_Work to do_. Below are records; count the lines that contain "text" and give only the total.

_Extracted entries_.
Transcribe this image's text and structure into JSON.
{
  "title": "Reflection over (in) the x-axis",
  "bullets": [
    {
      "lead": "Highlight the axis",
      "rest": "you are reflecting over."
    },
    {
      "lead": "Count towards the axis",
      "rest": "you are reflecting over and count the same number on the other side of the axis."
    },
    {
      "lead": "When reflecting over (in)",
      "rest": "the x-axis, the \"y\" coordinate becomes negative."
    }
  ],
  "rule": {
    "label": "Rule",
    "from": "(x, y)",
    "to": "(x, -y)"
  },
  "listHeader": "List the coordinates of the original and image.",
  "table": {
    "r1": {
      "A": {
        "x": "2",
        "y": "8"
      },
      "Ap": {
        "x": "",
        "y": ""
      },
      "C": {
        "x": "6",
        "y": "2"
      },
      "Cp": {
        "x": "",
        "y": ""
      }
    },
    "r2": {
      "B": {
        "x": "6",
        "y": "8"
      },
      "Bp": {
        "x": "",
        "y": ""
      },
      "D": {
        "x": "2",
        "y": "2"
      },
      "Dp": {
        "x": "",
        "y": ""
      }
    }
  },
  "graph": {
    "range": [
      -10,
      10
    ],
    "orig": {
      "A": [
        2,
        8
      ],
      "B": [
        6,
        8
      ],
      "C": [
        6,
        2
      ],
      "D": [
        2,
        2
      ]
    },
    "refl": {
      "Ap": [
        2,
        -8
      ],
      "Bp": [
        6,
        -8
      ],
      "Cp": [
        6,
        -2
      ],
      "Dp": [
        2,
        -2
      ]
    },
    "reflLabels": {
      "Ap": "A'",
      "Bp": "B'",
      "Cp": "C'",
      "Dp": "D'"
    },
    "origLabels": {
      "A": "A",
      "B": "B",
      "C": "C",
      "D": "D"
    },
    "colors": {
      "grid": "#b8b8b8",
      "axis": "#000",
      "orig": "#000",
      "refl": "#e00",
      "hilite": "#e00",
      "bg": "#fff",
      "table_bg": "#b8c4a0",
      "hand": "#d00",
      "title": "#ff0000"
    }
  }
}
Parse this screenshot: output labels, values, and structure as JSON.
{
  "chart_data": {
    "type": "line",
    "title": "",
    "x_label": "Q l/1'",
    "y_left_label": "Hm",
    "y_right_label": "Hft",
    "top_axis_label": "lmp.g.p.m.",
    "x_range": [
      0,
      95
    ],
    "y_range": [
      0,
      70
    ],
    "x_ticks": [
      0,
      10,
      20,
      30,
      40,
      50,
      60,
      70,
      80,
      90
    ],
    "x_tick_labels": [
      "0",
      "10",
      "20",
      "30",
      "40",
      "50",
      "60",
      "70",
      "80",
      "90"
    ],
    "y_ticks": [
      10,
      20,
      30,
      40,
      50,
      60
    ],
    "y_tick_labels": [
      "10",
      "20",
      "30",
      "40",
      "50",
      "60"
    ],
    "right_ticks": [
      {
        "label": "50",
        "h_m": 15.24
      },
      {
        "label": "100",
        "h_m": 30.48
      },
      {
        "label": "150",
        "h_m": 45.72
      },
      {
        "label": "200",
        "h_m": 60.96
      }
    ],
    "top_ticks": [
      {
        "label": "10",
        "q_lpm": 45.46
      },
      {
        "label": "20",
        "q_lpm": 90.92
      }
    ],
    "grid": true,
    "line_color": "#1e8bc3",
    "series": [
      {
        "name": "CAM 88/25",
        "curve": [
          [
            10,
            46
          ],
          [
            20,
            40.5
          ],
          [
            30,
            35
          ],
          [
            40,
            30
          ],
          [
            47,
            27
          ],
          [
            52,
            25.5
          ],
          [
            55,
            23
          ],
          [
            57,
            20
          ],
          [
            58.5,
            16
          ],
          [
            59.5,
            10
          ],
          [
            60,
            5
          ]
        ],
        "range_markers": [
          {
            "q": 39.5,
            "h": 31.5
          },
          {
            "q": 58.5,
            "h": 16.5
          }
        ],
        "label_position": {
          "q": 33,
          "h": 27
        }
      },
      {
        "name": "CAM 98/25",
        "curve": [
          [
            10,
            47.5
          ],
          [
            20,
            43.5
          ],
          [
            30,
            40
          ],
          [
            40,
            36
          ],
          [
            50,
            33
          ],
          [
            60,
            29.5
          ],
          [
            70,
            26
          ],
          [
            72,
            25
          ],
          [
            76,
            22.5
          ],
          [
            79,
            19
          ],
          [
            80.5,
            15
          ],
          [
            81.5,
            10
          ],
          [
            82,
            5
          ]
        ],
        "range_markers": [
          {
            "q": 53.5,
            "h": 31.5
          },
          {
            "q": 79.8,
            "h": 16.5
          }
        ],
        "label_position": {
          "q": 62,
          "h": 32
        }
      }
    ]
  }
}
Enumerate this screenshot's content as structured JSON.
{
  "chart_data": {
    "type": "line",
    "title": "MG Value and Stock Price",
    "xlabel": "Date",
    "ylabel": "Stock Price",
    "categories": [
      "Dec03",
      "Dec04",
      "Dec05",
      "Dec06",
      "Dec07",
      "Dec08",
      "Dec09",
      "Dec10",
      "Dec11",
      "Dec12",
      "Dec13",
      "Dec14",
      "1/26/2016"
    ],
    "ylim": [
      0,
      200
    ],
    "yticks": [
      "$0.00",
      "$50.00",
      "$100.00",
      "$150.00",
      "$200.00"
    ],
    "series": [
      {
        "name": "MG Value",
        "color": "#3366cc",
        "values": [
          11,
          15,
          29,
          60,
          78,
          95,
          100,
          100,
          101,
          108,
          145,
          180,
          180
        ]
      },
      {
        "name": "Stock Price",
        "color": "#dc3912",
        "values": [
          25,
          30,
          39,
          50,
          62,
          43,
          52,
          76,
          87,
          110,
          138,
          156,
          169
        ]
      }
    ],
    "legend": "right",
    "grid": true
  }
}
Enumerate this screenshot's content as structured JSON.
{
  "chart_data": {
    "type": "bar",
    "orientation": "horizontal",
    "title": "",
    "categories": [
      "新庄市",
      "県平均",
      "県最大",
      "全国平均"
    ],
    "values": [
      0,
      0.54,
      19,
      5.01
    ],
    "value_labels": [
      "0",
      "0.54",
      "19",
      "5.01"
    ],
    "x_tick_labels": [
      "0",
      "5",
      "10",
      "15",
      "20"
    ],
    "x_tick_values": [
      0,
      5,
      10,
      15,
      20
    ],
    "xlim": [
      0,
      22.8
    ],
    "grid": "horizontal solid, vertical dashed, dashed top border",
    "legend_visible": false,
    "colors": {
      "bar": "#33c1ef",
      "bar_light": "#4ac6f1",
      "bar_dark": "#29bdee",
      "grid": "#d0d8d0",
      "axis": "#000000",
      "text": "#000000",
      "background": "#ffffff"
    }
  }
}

_Reply to the task_. 2